SUPPLIED DATA.
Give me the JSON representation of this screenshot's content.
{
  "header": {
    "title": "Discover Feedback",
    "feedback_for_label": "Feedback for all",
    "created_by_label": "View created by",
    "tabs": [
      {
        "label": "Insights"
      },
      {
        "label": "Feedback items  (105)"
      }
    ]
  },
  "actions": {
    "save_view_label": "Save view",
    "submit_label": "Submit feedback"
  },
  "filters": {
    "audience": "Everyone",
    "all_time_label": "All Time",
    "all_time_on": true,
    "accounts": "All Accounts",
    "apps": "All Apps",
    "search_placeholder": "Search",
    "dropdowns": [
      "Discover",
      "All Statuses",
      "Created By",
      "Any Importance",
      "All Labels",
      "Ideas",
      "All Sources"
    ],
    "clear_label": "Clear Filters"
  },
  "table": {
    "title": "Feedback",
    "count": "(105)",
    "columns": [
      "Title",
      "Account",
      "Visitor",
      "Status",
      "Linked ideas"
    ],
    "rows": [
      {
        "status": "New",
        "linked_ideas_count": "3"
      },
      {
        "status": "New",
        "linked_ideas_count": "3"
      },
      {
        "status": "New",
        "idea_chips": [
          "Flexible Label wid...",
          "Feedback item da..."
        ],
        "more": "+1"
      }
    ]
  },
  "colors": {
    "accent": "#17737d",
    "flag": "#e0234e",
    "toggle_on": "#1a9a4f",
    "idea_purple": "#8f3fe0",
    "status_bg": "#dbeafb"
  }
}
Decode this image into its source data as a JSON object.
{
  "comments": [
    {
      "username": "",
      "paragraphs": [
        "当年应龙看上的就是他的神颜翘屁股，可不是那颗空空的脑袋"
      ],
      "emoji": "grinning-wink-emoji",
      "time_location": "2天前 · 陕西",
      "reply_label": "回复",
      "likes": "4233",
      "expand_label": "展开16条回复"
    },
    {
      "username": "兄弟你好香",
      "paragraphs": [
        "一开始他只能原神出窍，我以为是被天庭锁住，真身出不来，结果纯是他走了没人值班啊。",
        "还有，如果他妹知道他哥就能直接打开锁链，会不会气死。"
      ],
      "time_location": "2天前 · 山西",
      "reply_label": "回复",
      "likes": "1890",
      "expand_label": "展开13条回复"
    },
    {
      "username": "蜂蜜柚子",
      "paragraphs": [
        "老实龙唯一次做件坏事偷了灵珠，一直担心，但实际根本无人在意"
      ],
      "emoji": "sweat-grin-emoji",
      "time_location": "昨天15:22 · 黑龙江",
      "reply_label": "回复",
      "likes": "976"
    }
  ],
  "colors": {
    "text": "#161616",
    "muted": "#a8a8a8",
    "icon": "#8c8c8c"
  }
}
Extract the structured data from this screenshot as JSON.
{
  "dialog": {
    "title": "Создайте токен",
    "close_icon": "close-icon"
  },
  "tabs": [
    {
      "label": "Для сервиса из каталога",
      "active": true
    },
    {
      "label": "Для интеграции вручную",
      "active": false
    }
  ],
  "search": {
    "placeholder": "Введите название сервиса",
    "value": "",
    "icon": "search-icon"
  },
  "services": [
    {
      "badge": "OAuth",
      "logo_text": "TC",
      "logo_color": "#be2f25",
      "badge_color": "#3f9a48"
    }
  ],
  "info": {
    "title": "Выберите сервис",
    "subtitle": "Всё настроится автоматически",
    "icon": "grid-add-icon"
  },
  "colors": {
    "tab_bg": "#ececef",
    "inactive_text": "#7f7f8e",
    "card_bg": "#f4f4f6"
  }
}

PROBLEM DETAILS. Show each line of the listing that holds the string "screenshot".

EXPECTED ANSWER.
Give me the JSON representation of this screenshot's content.
Extract the structured data from this screenshot as JSON.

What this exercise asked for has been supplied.